▸ Exercise details
Set the listing down again exactly, please, apart from its pictures.
=-=-=-=-=
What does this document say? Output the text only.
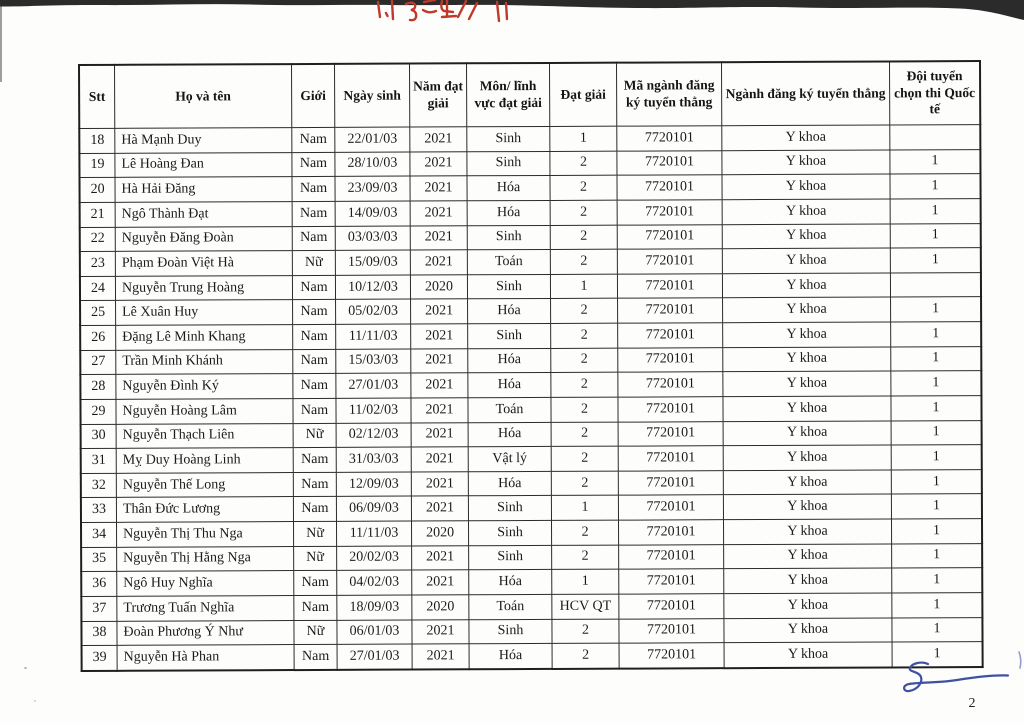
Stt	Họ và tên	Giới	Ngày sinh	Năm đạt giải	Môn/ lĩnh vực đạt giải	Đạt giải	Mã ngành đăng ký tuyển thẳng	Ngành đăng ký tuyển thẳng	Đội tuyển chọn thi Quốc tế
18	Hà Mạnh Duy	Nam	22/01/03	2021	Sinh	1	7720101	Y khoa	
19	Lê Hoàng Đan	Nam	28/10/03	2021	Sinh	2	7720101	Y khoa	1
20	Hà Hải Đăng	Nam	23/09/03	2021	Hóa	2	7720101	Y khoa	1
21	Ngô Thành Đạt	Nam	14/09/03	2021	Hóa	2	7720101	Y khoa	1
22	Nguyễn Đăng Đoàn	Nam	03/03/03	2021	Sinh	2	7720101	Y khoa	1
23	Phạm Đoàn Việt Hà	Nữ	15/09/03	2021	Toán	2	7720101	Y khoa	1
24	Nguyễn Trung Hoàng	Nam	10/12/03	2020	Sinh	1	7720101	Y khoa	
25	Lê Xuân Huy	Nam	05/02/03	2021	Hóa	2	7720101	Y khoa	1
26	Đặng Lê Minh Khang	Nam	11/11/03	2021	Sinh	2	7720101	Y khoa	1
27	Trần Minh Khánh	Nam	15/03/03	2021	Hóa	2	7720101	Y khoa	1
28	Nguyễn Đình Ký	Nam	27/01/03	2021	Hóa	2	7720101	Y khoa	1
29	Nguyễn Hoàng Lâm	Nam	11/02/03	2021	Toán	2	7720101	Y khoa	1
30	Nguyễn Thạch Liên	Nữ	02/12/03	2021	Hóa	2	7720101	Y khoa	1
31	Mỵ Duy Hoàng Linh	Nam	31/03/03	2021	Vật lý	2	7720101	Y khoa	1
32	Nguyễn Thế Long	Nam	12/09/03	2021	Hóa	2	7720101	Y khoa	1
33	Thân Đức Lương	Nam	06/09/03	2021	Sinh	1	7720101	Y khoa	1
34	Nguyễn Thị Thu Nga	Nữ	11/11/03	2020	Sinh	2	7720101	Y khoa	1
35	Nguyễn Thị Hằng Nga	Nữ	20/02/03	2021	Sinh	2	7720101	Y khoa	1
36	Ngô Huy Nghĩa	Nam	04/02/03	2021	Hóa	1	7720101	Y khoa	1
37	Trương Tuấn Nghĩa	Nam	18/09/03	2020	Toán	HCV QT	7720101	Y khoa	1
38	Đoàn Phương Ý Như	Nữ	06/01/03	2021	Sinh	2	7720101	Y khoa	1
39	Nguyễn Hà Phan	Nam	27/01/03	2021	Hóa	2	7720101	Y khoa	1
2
=-=-=-=-=
▸ Exercise output
What does this document say? Output the text only.
Stt	Họ và tên	Giới	Ngày sinh	Năm đạt giải	Môn/ lĩnh vực đạt giải	Đạt giải	Mã ngành đăng ký tuyển thẳng	Ngành đăng ký tuyển thẳng	Đội tuyển chọn thi Quốc tế
18	Hà Mạnh Duy	Nam	22/01/03	2021	Sinh	1	7720101	Y khoa	
19	Lê Hoàng Đan	Nam	28/10/03	2021	Sinh	2	7720101	Y khoa	1
20	Hà Hải Đăng	Nam	23/09/03	2021	Hóa	2	7720101	Y khoa	1
21	Ngô Thành Đạt	Nam	14/09/03	2021	Hóa	2	7720101	Y khoa	1
22	Nguyễn Đăng Đoàn	Nam	03/03/03	2021	Sinh	2	7720101	Y khoa	1
23	Phạm Đoàn Việt Hà	Nữ	15/09/03	2021	Toán	2	7720101	Y khoa	1
24	Nguyễn Trung Hoàng	Nam	10/12/03	2020	Sinh	1	7720101	Y khoa	
25	Lê Xuân Huy	Nam	05/02/03	2021	Hóa	2	7720101	Y khoa	1
26	Đặng Lê Minh Khang	Nam	11/11/03	2021	Sinh	2	7720101	Y khoa	1
27	Trần Minh Khánh	Nam	15/03/03	2021	Hóa	2	7720101	Y khoa	1
28	Nguyễn Đình Ký	Nam	27/01/03	2021	Hóa	2	7720101	Y khoa	1
29	Nguyễn Hoàng Lâm	Nam	11/02/03	2021	Toán	2	7720101	Y khoa	1
30	Nguyễn Thạch Liên	Nữ	02/12/03	2021	Hóa	2	7720101	Y khoa	1
31	Mỵ Duy Hoàng Linh	Nam	31/03/03	2021	Vật lý	2	7720101	Y khoa	1
32	Nguyễn Thế Long	Nam	12/09/03	2021	Hóa	2	7720101	Y khoa	1
33	Thân Đức Lương	Nam	06/09/03	2021	Sinh	1	7720101	Y khoa	1
34	Nguyễn Thị Thu Nga	Nữ	11/11/03	2020	Sinh	2	7720101	Y khoa	1
35	Nguyễn Thị Hằng Nga	Nữ	20/02/03	2021	Sinh	2	7720101	Y khoa	1
36	Ngô Huy Nghĩa	Nam	04/02/03	2021	Hóa	1	7720101	Y khoa	1
37	Trương Tuấn Nghĩa	Nam	18/09/03	2020	Toán	HCV QT	7720101	Y khoa	1
38	Đoàn Phương Ý Như	Nữ	06/01/03	2021	Sinh	2	7720101	Y khoa	1
39	Nguyễn Hà Phan	Nam	27/01/03	2021	Hóa	2	7720101	Y khoa	1
2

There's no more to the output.